Problem to work on
Collect all the lines that mention the word "text".

────────

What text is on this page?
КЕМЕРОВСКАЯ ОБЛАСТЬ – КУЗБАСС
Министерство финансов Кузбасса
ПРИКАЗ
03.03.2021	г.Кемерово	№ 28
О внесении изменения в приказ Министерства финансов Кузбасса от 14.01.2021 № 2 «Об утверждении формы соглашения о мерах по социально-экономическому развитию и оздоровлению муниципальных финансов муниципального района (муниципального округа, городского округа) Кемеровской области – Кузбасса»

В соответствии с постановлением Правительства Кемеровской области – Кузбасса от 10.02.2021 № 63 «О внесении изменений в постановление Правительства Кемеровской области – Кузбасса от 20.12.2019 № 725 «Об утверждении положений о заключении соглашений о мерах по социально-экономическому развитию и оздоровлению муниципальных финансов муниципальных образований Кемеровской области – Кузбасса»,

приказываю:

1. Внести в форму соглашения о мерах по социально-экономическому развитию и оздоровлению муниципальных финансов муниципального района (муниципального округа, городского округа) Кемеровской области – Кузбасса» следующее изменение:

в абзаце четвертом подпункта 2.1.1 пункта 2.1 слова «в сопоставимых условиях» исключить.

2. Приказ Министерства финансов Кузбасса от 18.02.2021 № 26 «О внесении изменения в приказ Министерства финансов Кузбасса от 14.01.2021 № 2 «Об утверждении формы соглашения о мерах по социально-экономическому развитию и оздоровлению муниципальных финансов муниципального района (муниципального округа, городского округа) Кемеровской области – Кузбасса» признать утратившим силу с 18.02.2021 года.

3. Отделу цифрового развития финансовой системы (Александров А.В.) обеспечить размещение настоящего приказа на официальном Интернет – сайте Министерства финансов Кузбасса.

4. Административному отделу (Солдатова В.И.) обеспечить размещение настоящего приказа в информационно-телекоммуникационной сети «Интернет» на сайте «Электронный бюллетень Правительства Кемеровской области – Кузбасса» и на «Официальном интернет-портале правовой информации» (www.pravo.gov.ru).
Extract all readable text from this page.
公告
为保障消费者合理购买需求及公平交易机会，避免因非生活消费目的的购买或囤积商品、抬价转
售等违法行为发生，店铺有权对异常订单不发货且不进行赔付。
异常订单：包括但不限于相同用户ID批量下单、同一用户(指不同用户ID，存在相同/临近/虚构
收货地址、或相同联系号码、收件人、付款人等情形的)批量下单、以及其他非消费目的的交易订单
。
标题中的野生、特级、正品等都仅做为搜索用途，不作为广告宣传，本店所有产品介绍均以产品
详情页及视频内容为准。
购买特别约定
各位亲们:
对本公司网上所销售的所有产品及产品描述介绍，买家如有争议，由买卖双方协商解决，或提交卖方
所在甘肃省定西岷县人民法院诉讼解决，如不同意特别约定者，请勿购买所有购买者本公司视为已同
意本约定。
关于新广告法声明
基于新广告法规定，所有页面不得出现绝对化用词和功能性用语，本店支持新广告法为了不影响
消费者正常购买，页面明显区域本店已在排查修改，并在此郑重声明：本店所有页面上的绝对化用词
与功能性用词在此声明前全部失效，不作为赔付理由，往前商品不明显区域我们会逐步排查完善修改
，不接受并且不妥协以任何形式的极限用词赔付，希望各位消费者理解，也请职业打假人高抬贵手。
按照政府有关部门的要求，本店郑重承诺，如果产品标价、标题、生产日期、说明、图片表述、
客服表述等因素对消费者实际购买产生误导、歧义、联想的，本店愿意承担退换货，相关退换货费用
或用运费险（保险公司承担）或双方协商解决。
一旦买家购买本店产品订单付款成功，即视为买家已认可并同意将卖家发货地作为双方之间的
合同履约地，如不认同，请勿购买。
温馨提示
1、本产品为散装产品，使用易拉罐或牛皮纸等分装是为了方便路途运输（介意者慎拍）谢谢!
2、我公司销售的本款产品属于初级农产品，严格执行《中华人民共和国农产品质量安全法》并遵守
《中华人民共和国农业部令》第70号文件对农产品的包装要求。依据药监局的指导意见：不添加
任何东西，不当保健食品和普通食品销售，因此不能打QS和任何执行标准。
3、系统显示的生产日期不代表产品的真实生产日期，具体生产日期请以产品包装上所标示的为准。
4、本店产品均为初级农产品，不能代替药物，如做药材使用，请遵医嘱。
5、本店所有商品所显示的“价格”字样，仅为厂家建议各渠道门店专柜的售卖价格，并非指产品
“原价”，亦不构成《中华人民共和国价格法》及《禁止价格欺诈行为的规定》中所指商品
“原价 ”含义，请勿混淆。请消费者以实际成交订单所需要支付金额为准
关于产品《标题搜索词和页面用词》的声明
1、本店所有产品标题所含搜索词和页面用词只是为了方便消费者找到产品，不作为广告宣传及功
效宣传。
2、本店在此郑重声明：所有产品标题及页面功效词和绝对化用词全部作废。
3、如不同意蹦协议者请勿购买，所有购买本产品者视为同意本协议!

────────

Reply to the exercise
What text is on this page?
Extract all readable text from this page.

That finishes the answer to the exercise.